Il fatto che un paio di grossi assicuratori escano dal piano non implica l’approssimarsi di una spirale fatale, né la rende probabile, ma lancia un segnale preoccupante e di recente molte compagnie hanno annunciato aumenti di premio notevoli nei loro piani ACA.  Il blog della rivista Politico, The Agenda, riassume brillantemente qui le problematiche cui il programma deve far fronte.

Spirale fatale o meno, se sempre più compagnie abbandonano i piani ACA o se gli iscritti lasciano la copertura su propria scelta per via dei premi in aumento (e pagano piuttosto la penale fiscale), è possibile che si verifichi un aumento dei non assicurati almeno nel breve termine.  L’effetto a catena potrebbe avere un impatto sugli operatori ospedalieri statunitensi a fini di lucro, beneficiari delle sottoscrizioni dei piani ACA.  L’ aumento rispetto al passato dei pazienti coperti da assicurazione sanitaria aveva ridotto le cattive situazioni debitorie degli ospedali sostenendone la redditività.  Se questa tendenza facesse inversione, tali operatori potrebbero dover far fronte a difficoltà in termini di profitti.

Ciò riveste una certa importanza per gli investitori in obbligazioni high yield in quanto le obbligazioni di imprese di servizi sanitari rappresentano una significativa porzione, pari al 5%, dell’Indice Merrill Lynch Bank of America U.S. High Yield.  E con oltre 43 miliardi di dollari statunitensi di obbligazioni in essere, le obbligazioni dei primi tre operatori sanitari HCA Inc., Community Health Services (CYH), e Tenet Healthcare (THC) occupano il secondo, decimo e 23esimo posto tra gli emittenti principali dell’indice, rappresentando oltre il 3% dell’indice, stando a significare che sono probabilmente detenute da molti investitori.

────────────────────

=== Consegna ===
Riporta il brano sui piani ACA da "Ciò riveste una" a "da molti investitori.", sostituendo "investitori" con "risparmiatori". Il materiale non ha alcun legame con il brano sui piani ACA.

────────────────────

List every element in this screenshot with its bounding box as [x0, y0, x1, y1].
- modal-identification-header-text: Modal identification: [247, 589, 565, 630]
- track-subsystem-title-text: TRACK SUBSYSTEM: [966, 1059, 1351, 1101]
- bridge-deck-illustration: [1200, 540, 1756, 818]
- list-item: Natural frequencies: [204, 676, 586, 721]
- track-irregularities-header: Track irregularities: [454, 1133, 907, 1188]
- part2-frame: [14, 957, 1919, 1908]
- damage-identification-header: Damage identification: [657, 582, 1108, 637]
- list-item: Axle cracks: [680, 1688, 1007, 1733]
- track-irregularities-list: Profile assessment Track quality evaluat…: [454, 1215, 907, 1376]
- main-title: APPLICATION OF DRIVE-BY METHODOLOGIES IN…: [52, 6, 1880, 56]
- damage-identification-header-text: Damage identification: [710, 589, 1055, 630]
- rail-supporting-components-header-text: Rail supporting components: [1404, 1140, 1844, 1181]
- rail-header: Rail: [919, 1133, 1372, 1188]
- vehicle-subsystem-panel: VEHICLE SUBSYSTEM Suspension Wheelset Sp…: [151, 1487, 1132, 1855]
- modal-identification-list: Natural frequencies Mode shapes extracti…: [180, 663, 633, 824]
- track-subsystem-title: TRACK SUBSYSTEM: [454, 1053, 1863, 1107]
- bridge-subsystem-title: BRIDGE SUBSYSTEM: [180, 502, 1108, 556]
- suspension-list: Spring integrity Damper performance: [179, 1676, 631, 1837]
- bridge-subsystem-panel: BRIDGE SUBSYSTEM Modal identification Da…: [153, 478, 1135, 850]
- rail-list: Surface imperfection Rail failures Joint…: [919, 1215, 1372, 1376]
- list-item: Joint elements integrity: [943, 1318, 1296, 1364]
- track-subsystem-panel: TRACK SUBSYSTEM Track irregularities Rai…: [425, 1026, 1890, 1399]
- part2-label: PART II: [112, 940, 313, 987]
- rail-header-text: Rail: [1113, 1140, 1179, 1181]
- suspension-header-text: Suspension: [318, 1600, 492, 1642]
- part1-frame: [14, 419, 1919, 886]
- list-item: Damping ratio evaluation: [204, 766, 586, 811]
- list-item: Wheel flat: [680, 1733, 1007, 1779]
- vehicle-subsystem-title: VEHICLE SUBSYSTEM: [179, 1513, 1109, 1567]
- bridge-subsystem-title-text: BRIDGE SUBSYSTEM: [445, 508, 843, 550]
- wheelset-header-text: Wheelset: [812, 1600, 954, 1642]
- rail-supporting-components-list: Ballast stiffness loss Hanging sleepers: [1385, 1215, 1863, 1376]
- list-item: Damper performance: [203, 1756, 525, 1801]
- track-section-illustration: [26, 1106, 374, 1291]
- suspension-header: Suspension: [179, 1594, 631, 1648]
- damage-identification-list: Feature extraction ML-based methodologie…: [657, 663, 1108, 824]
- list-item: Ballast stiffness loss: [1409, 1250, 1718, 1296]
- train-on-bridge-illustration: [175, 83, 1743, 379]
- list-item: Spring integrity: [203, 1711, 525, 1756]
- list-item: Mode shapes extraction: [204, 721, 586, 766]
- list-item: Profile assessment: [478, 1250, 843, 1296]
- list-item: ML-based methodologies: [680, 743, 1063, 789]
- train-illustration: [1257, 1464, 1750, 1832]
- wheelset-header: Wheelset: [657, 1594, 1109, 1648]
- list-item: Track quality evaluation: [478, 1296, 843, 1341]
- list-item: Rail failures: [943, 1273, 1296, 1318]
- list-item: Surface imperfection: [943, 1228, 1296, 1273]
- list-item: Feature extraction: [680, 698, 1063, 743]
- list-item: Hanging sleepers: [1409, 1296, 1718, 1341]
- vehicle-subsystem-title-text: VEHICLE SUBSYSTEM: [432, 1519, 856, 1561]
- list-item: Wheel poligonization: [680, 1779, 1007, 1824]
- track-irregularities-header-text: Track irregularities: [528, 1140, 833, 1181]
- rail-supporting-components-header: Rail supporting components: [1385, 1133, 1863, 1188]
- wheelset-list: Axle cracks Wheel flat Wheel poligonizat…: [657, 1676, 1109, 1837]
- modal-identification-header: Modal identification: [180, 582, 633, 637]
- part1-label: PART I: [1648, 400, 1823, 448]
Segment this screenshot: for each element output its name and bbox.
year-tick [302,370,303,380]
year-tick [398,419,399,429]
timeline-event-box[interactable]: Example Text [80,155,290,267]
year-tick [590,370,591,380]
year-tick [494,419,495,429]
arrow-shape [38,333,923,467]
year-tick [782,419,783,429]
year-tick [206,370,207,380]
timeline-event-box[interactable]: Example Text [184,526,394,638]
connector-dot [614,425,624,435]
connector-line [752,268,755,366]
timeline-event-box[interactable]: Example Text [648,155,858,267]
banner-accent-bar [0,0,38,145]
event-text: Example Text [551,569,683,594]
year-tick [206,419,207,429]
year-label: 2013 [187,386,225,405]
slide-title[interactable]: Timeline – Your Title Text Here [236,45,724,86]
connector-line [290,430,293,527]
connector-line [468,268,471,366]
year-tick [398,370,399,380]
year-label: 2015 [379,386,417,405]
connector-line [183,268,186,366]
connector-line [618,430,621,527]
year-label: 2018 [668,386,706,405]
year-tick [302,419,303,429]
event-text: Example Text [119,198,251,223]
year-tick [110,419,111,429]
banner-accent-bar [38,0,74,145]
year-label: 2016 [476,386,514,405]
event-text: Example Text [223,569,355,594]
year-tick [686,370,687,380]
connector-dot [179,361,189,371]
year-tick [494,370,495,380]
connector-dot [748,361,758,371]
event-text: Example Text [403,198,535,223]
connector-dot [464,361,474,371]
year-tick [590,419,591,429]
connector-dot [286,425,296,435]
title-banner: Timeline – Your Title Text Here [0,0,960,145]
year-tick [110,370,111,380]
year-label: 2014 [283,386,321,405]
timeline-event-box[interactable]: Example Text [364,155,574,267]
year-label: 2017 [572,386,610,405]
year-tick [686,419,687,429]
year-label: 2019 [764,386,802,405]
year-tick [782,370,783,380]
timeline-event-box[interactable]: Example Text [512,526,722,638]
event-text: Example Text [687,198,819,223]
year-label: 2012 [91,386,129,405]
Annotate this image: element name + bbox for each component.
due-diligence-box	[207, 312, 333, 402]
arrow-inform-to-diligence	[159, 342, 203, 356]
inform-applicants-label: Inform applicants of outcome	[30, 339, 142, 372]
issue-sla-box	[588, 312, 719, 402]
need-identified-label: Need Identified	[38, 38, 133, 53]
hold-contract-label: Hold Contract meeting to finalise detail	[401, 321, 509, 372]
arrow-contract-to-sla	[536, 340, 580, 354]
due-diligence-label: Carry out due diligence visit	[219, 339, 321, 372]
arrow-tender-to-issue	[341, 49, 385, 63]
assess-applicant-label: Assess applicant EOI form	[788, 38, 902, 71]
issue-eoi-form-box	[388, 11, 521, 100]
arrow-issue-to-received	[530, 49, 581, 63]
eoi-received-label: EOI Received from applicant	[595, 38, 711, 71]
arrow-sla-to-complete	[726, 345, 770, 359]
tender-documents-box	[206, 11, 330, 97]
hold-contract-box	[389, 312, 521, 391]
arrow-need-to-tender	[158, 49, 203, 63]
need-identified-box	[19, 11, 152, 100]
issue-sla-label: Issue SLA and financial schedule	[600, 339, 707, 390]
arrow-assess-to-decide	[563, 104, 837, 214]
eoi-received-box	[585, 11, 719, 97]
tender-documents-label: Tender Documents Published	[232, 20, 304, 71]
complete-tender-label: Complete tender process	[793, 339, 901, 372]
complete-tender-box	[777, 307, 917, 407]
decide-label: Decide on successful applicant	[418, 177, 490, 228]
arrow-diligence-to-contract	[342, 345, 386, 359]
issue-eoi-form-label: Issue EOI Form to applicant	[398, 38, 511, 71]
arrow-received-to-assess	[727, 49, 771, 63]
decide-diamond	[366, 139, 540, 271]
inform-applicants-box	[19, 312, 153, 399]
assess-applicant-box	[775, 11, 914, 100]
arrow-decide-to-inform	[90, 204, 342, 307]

────────────────────

=== Soluzione ===
Ciò riveste una certa importanza per gli risparmiatori in obbligazioni high yield in quanto le obbligazioni di imprese di servizi sanitari rappresentano una significativa porzione, pari al 5%, dell’Indice Merrill Lynch Bank of America U.S. High Yield.  E con oltre 43 miliardi di dollari statunitensi di obbligazioni in essere, le obbligazioni dei primi tre operatori sanitari HCA Inc., Community Health Services (CYH), e Tenet Healthcare (THC) occupano il secondo, decimo e 23esimo posto tra gli emittenti principali dell’indice, rappresentando oltre il 3% dell’indice, stando a significare che sono probabilmente detenute da molti risparmiatori.